Aim. Write the entries out again exactly as they stand, but without the pictures.

* start Given records *

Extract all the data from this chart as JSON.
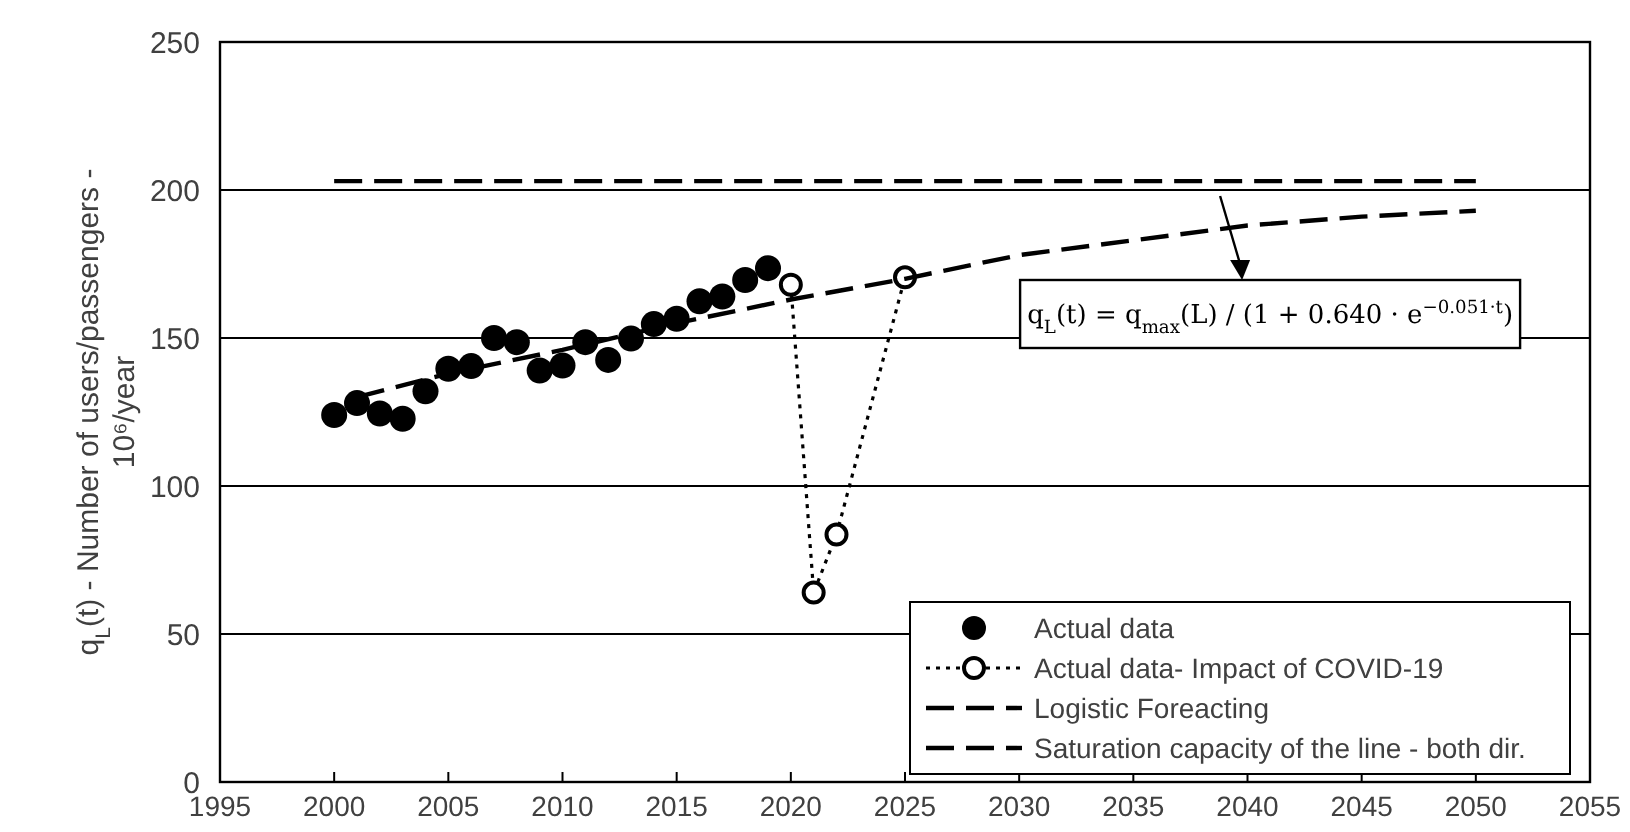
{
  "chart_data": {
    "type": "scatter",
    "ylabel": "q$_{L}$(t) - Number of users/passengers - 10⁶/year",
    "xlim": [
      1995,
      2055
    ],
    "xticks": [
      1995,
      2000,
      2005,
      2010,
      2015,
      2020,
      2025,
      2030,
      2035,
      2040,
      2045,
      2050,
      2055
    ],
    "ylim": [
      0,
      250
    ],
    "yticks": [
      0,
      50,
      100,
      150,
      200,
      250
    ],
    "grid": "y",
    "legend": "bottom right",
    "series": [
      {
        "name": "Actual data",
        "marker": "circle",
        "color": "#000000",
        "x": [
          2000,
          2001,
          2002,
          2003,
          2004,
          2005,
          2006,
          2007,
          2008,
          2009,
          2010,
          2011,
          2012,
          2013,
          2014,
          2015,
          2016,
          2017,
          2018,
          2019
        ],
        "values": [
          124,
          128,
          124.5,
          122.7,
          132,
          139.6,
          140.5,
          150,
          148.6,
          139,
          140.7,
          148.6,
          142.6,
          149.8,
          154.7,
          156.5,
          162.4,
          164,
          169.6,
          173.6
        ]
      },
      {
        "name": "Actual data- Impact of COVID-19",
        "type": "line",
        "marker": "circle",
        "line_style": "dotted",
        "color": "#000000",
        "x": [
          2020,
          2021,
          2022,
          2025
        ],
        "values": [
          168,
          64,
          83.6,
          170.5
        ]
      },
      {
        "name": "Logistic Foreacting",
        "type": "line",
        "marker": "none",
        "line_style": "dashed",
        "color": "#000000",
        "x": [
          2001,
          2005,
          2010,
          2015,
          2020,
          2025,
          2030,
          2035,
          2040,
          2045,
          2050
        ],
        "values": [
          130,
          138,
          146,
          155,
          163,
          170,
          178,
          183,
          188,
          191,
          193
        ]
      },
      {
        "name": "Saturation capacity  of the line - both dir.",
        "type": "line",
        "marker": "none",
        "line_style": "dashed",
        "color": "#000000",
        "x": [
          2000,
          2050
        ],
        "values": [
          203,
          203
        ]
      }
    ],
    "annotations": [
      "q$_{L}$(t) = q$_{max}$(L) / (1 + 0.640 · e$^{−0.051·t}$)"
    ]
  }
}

* end Given records *

Output for this task.
Extract all the data from this chart as JSON.
{
  "chart_data": {
    "type": "scatter",
    "ylabel": "q$_{L}$(t) - Number of users/passengers - 10⁶/year",
    "xlim": [
      1995,
      2055
    ],
    "xticks": [
      1995,
      2000,
      2005,
      2010,
      2015,
      2020,
      2025,
      2030,
      2035,
      2040,
      2045,
      2050,
      2055
    ],
    "ylim": [
      0,
      250
    ],
    "yticks": [
      0,
      50,
      100,
      150,
      200,
      250
    ],
    "grid": "y",
    "legend": "bottom right",
    "series": [
      {
        "name": "Actual data",
        "marker": "circle",
        "color": "#000000",
        "x": [
          2000,
          2001,
          2002,
          2003,
          2004,
          2005,
          2006,
          2007,
          2008,
          2009,
          2010,
          2011,
          2012,
          2013,
          2014,
          2015,
          2016,
          2017,
          2018,
          2019
        ],
        "values": [
          124,
          128,
          124.5,
          122.7,
          132,
          139.6,
          140.5,
          150,
          148.6,
          139,
          140.7,
          148.6,
          142.6,
          149.8,
          154.7,
          156.5,
          162.4,
          164,
          169.6,
          173.6
        ]
      },
      {
        "name": "Actual data- Impact of COVID-19",
        "type": "line",
        "marker": "circle",
        "line_style": "dotted",
        "color": "#000000",
        "x": [
          2020,
          2021,
          2022,
          2025
        ],
        "values": [
          168,
          64,
          83.6,
          170.5
        ]
      },
      {
        "name": "Logistic Foreacting",
        "type": "line",
        "marker": "none",
        "line_style": "dashed",
        "color": "#000000",
        "x": [
          2001,
          2005,
          2010,
          2015,
          2020,
          2025,
          2030,
          2035,
          2040,
          2045,
          2050
        ],
        "values": [
          130,
          138,
          146,
          155,
          163,
          170,
          178,
          183,
          188,
          191,
          193
        ]
      },
      {
        "name": "Saturation capacity  of the line - both dir.",
        "type": "line",
        "marker": "none",
        "line_style": "dashed",
        "color": "#000000",
        "x": [
          2000,
          2050
        ],
        "values": [
          203,
          203
        ]
      }
    ],
    "annotations": [
      "q$_{L}$(t) = q$_{max}$(L) / (1 + 0.640 · e$^{−0.051·t}$)"
    ]
  }
}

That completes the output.